### WHAT TO PRODUCE
Return all of the data exactly as given.

Extracted data entries:
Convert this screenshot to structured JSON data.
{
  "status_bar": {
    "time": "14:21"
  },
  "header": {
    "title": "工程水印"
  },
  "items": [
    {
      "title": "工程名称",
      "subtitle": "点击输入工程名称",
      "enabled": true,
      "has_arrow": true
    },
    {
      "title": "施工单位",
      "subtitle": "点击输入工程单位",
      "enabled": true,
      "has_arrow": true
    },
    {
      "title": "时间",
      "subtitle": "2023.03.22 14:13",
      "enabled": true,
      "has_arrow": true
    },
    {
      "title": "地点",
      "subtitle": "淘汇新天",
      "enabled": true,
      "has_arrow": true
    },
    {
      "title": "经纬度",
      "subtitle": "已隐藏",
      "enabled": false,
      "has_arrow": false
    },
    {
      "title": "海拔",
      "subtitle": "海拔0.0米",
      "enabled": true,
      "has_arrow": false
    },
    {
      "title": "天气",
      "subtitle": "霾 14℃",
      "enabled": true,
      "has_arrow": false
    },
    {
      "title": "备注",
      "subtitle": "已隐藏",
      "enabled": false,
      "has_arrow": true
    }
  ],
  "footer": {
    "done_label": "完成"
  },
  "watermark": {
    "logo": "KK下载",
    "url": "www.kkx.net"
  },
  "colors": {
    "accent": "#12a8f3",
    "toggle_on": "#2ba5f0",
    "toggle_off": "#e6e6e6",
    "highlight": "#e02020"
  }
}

### OUTPUT FOR THIS EXERCISE
Convert this screenshot to structured JSON data.
{
  "status_bar": {
    "time": "14:21"
  },
  "header": {
    "title": "工程水印"
  },
  "items": [
    {
      "title": "工程名称",
      "subtitle": "点击输入工程名称",
      "enabled": true,
      "has_arrow": true
    },
    {
      "title": "施工单位",
      "subtitle": "点击输入工程单位",
      "enabled": true,
      "has_arrow": true
    },
    {
      "title": "时间",
      "subtitle": "2023.03.22 14:13",
      "enabled": true,
      "has_arrow": true
    },
    {
      "title": "地点",
      "subtitle": "淘汇新天",
      "enabled": true,
      "has_arrow": true
    },
    {
      "title": "经纬度",
      "subtitle": "已隐藏",
      "enabled": false,
      "has_arrow": false
    },
    {
      "title": "海拔",
      "subtitle": "海拔0.0米",
      "enabled": true,
      "has_arrow": false
    },
    {
      "title": "天气",
      "subtitle": "霾 14℃",
      "enabled": true,
      "has_arrow": false
    },
    {
      "title": "备注",
      "subtitle": "已隐藏",
      "enabled": false,
      "has_arrow": true
    }
  ],
  "footer": {
    "done_label": "完成"
  },
  "watermark": {
    "logo": "KK下载",
    "url": "www.kkx.net"
  },
  "colors": {
    "accent": "#12a8f3",
    "toggle_on": "#2ba5f0",
    "toggle_off": "#e6e6e6",
    "highlight": "#e02020"
  }
}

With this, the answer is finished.